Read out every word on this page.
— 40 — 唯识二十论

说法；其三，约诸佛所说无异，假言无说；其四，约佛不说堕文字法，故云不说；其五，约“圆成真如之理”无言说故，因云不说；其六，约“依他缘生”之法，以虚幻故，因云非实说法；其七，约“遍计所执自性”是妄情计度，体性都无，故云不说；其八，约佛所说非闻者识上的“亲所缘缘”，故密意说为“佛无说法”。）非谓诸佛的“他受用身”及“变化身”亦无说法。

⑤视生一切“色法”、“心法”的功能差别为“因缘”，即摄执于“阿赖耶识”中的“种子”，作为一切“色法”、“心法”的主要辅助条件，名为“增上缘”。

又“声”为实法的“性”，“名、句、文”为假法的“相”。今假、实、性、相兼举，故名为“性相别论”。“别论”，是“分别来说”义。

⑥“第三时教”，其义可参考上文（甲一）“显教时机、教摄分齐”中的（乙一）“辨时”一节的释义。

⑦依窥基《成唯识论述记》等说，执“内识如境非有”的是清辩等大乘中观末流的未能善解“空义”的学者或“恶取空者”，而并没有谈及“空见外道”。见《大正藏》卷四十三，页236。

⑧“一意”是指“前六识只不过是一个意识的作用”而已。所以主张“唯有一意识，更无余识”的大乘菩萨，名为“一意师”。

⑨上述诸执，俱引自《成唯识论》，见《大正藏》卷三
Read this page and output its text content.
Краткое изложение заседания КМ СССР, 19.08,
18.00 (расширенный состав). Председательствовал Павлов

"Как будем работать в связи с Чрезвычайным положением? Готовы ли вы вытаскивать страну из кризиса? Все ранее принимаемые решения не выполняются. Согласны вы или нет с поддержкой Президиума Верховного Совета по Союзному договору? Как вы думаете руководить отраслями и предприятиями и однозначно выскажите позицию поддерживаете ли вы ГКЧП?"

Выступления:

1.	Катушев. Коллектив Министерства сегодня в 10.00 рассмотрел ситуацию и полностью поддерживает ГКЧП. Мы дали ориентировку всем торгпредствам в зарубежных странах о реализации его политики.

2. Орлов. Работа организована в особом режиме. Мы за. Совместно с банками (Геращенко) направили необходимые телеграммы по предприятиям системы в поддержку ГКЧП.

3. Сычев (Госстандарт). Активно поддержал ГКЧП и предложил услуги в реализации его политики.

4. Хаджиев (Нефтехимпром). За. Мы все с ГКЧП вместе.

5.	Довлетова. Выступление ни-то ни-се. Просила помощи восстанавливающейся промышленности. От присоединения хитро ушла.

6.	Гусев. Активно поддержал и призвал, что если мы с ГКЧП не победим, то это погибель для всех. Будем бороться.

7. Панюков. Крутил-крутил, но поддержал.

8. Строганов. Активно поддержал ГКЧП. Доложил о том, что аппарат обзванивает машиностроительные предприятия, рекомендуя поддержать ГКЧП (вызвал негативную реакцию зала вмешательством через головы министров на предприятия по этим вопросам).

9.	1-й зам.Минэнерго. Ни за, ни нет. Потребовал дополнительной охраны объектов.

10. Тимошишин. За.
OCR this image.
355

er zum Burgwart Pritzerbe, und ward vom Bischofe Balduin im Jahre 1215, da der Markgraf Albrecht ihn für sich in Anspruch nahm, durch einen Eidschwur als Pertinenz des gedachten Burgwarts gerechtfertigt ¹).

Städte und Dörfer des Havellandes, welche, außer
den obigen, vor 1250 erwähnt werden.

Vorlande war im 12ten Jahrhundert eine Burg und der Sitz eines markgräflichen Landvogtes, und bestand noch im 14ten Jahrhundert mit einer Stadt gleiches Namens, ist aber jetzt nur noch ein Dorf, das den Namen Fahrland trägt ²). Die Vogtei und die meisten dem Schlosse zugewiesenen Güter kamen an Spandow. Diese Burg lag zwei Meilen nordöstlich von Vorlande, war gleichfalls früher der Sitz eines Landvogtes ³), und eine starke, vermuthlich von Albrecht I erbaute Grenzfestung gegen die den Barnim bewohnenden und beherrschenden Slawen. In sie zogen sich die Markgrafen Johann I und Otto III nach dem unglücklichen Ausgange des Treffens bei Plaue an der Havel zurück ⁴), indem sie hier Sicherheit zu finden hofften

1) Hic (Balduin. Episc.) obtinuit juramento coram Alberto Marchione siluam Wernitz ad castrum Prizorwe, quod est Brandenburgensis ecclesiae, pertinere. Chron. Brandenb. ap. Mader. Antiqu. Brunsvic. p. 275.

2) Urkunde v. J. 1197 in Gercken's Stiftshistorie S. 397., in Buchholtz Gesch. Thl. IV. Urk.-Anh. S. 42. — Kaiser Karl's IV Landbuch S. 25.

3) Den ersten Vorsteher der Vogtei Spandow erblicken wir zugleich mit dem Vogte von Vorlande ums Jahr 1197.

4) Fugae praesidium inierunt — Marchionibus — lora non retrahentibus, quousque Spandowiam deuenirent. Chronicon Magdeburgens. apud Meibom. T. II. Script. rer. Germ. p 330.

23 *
▬▬▬▬▬▬
YOUR GOAL: In the records above, how many lines hold the string "политики"? Reply with only the number.

ANSWER TO THE EXERCISE: 2